GIVEN EXERCISE
Leave out the pictures and repeat the data exactly.

(Collected data entries)
-- begin --

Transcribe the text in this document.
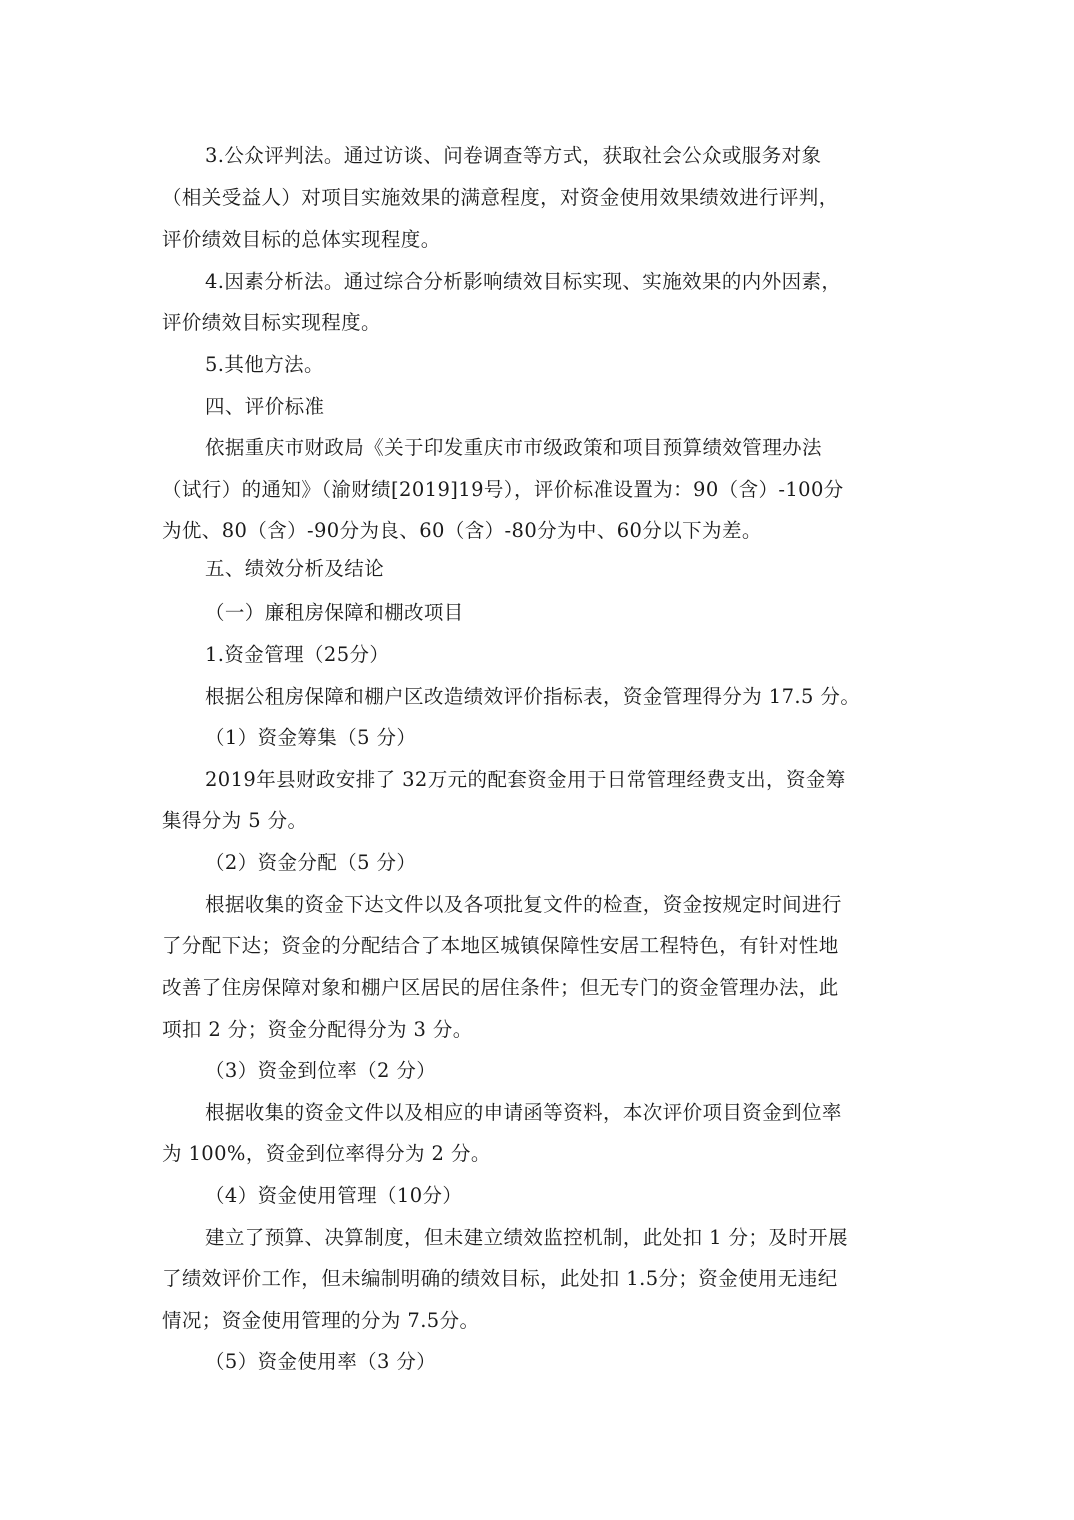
3.公众评判法。通过访谈、问卷调查等方式，获取社会公众或服务对象
（相关受益人）对项目实施效果的满意程度，对资金使用效果绩效进行评判，
评价绩效目标的总体实现程度。
4.因素分析法。通过综合分析影响绩效目标实现、实施效果的内外因素，
评价绩效目标实现程度。
5.其他方法。
四、评价标准
依据重庆市财政局《关于印发重庆市市级政策和项目预算绩效管理办法
（试行）的通知》（渝财绩[2019]19号），评价标准设置为：90（含）-100分
为优、80（含）-90分为良、60（含）-80分为中、60分以下为差。
五、绩效分析及结论
（一）廉租房保障和棚改项目
1.资金管理（25分）
根据公租房保障和棚户区改造绩效评价指标表，资金管理得分为 17.5 分。
（1）资金筹集（5 分）
2019年县财政安排了 32万元的配套资金用于日常管理经费支出，资金筹
集得分为 5 分。
（2）资金分配（5 分）
根据收集的资金下达文件以及各项批复文件的检查，资金按规定时间进行
了分配下达；资金的分配结合了本地区城镇保障性安居工程特色，有针对性地
改善了住房保障对象和棚户区居民的居住条件；但无专门的资金管理办法，此
项扣 2 分；资金分配得分为 3 分。
（3）资金到位率（2 分）
根据收集的资金文件以及相应的申请函等资料，本次评价项目资金到位率
为 100%，资金到位率得分为 2 分。
（4）资金使用管理（10分）
建立了预算、决算制度，但未建立绩效监控机制，此处扣 1 分；及时开展
了绩效评价工作，但未编制明确的绩效目标，此处扣 1.5分；资金使用无违纪
情况；资金使用管理的分为 7.5分。
（5）资金使用率（3 分）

-- end --

EXPECTED ANSWER
Transcribe the text in this document.
3.公众评判法。通过访谈、问卷调查等方式，获取社会公众或服务对象
（相关受益人）对项目实施效果的满意程度，对资金使用效果绩效进行评判，
评价绩效目标的总体实现程度。
4.因素分析法。通过综合分析影响绩效目标实现、实施效果的内外因素，
评价绩效目标实现程度。
5.其他方法。
四、评价标准
依据重庆市财政局《关于印发重庆市市级政策和项目预算绩效管理办法
（试行）的通知》（渝财绩[2019]19号），评价标准设置为：90（含）-100分
为优、80（含）-90分为良、60（含）-80分为中、60分以下为差。
五、绩效分析及结论
（一）廉租房保障和棚改项目
1.资金管理（25分）
根据公租房保障和棚户区改造绩效评价指标表，资金管理得分为 17.5 分。
（1）资金筹集（5 分）
2019年县财政安排了 32万元的配套资金用于日常管理经费支出，资金筹
集得分为 5 分。
（2）资金分配（5 分）
根据收集的资金下达文件以及各项批复文件的检查，资金按规定时间进行
了分配下达；资金的分配结合了本地区城镇保障性安居工程特色，有针对性地
改善了住房保障对象和棚户区居民的居住条件；但无专门的资金管理办法，此
项扣 2 分；资金分配得分为 3 分。
（3）资金到位率（2 分）
根据收集的资金文件以及相应的申请函等资料，本次评价项目资金到位率
为 100%，资金到位率得分为 2 分。
（4）资金使用管理（10分）
建立了预算、决算制度，但未建立绩效监控机制，此处扣 1 分；及时开展
了绩效评价工作，但未编制明确的绩效目标，此处扣 1.5分；资金使用无违纪
情况；资金使用管理的分为 7.5分。
（5）资金使用率（3 分）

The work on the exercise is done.